▶ _What you have to do_:
Answer with the number of lines in the listing below that contain the word "Motosiklet", and nothing else.
## Start Data for processing
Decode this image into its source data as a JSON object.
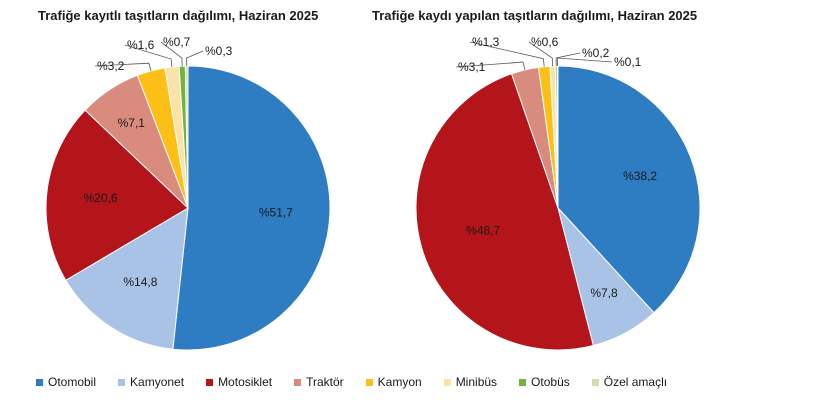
{
  "colors": {
    "Otomobil": "#2e7cc2",
    "Kamyonet": "#a9c3e6",
    "Motosiklet": "#b3151b",
    "Traktör": "#d98b7e",
    "Kamyon": "#fbbf16",
    "Minibüs": "#fbe2a6",
    "Otobüs": "#71b33c",
    "Özel amaçlı": "#cfe0a8"
  },
  "legend": [
    "Otomobil",
    "Kamyonet",
    "Motosiklet",
    "Traktör",
    "Kamyon",
    "Minibüs",
    "Otobüs",
    "Özel amaçlı"
  ],
  "chart_data": [
    {
      "type": "pie",
      "title": "Trafiğe kayıtlı taşıtların dağılımı, Haziran 2025",
      "slices": [
        {
          "name": "Otomobil",
          "value": 51.7,
          "label": "%51,7"
        },
        {
          "name": "Kamyonet",
          "value": 14.8,
          "label": "%14,8"
        },
        {
          "name": "Motosiklet",
          "value": 20.6,
          "label": "%20,6"
        },
        {
          "name": "Traktör",
          "value": 7.1,
          "label": "%7,1"
        },
        {
          "name": "Kamyon",
          "value": 3.2,
          "label": "%3,2"
        },
        {
          "name": "Minibüs",
          "value": 1.6,
          "label": "%1,6"
        },
        {
          "name": "Otobüs",
          "value": 0.7,
          "label": "%0,7"
        },
        {
          "name": "Özel amaçlı",
          "value": 0.3,
          "label": "%0,3"
        }
      ]
    },
    {
      "type": "pie",
      "title": "Trafiğe kaydı yapılan taşıtların dağılımı, Haziran 2025",
      "slices": [
        {
          "name": "Otomobil",
          "value": 38.2,
          "label": "%38,2"
        },
        {
          "name": "Kamyonet",
          "value": 7.8,
          "label": "%7,8"
        },
        {
          "name": "Motosiklet",
          "value": 48.7,
          "label": "%48,7"
        },
        {
          "name": "Traktör",
          "value": 3.1,
          "label": "%3,1"
        },
        {
          "name": "Kamyon",
          "value": 1.3,
          "label": "%1,3"
        },
        {
          "name": "Minibüs",
          "value": 0.6,
          "label": "%0,6"
        },
        {
          "name": "Otobüs",
          "value": 0.2,
          "label": "%0,2"
        },
        {
          "name": "Özel amaçlı",
          "value": 0.1,
          "label": "%0,1"
        }
      ]
    }
  ]
}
## End Data for processing
▶ _Exercise solution_:
4